Your task is to copy the listing exactly, with the pictures left out.
· · · · ·
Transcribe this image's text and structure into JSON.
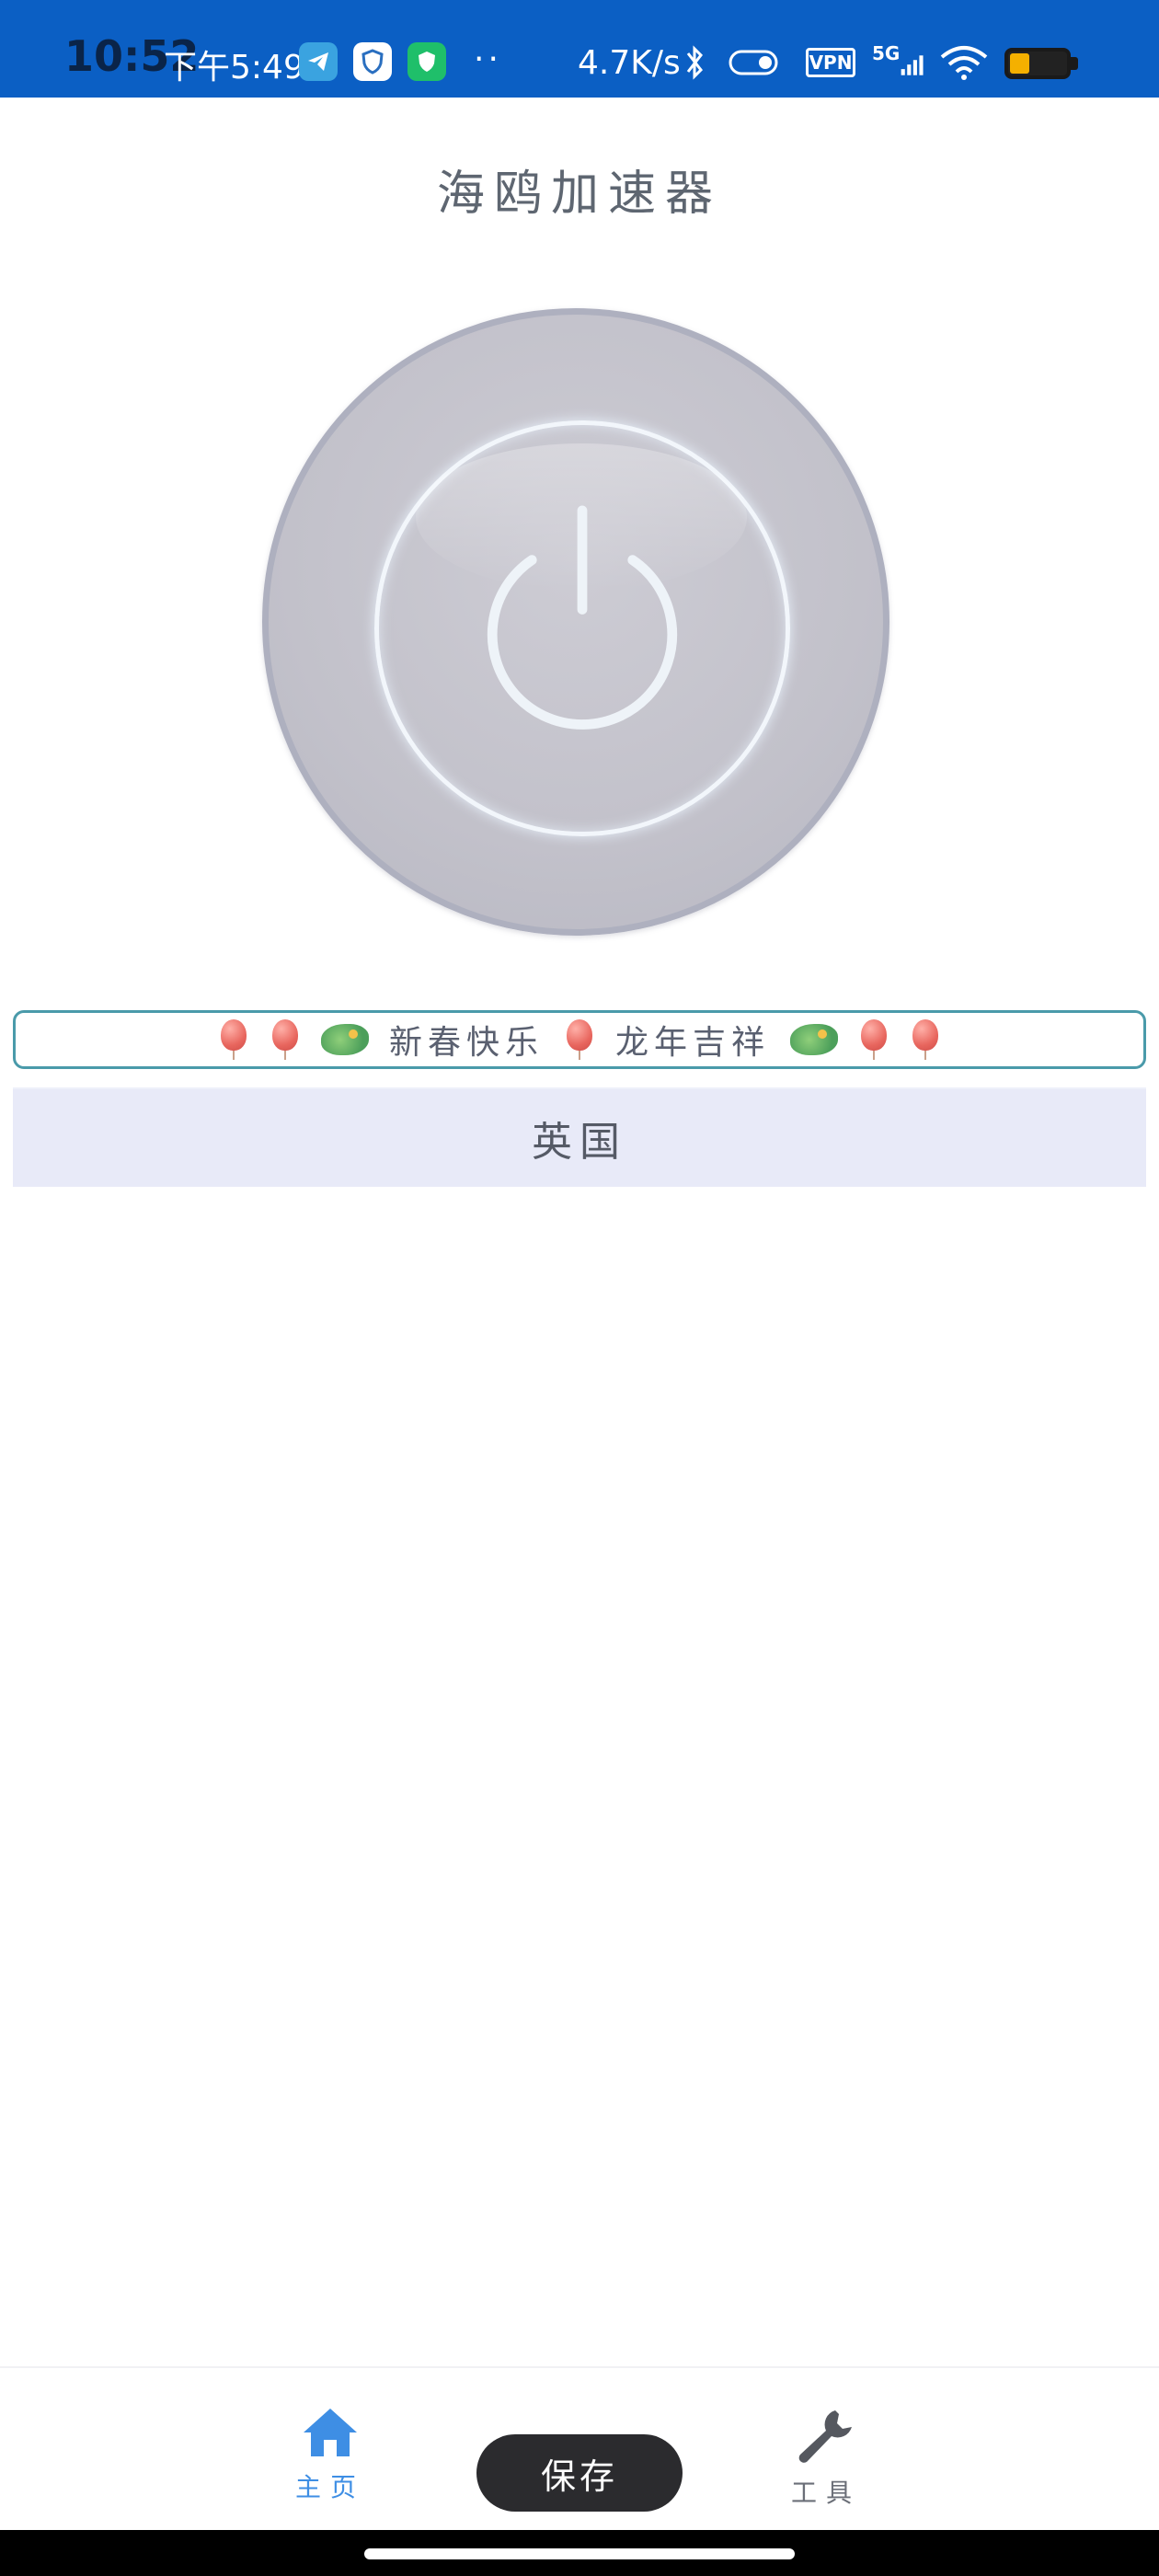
{
  "status_bar": {
    "time_primary": "10:52",
    "time_secondary": "下午5:49",
    "overflow_dots": "··",
    "network_speed": "4.7K/s",
    "vpn_label": "VPN",
    "network_type": "5G",
    "battery_level": 0.35,
    "background_color": "#0b5fc4"
  },
  "header": {
    "title": "海鸥加速器"
  },
  "power_button": {
    "icon": "power-icon",
    "ring_color": "#f2f6fb",
    "disc_color": "#c2c1ca"
  },
  "banner": {
    "text_1": "新春快乐",
    "text_2": "龙年吉祥",
    "decorations": [
      "balloon-icon",
      "balloon-icon",
      "dragon-icon",
      "balloon-icon",
      "dragon-icon",
      "balloon-icon",
      "balloon-icon"
    ],
    "border_color": "#4a9aaa"
  },
  "region_selector": {
    "label": "英国",
    "background_color": "#e8eaf8"
  },
  "bottom_nav": {
    "home_label": "主页",
    "tools_label": "工具",
    "home_icon": "home-icon",
    "tools_icon": "wrench-icon",
    "active_color": "#3e8ee4"
  },
  "save_button": {
    "label": "保存"
  }
}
· · · · ·
▸ Worked solution:
Transcribe this image's text and structure into JSON.
{
  "status_bar": {
    "time_primary": "10:52",
    "time_secondary": "下午5:49",
    "overflow_dots": "··",
    "network_speed": "4.7K/s",
    "vpn_label": "VPN",
    "network_type": "5G",
    "battery_level": 0.35,
    "background_color": "#0b5fc4"
  },
  "header": {
    "title": "海鸥加速器"
  },
  "power_button": {
    "icon": "power-icon",
    "ring_color": "#f2f6fb",
    "disc_color": "#c2c1ca"
  },
  "banner": {
    "text_1": "新春快乐",
    "text_2": "龙年吉祥",
    "decorations": [
      "balloon-icon",
      "balloon-icon",
      "dragon-icon",
      "balloon-icon",
      "dragon-icon",
      "balloon-icon",
      "balloon-icon"
    ],
    "border_color": "#4a9aaa"
  },
  "region_selector": {
    "label": "英国",
    "background_color": "#e8eaf8"
  },
  "bottom_nav": {
    "home_label": "主页",
    "tools_label": "工具",
    "home_icon": "home-icon",
    "tools_icon": "wrench-icon",
    "active_color": "#3e8ee4"
  },
  "save_button": {
    "label": "保存"
  }
}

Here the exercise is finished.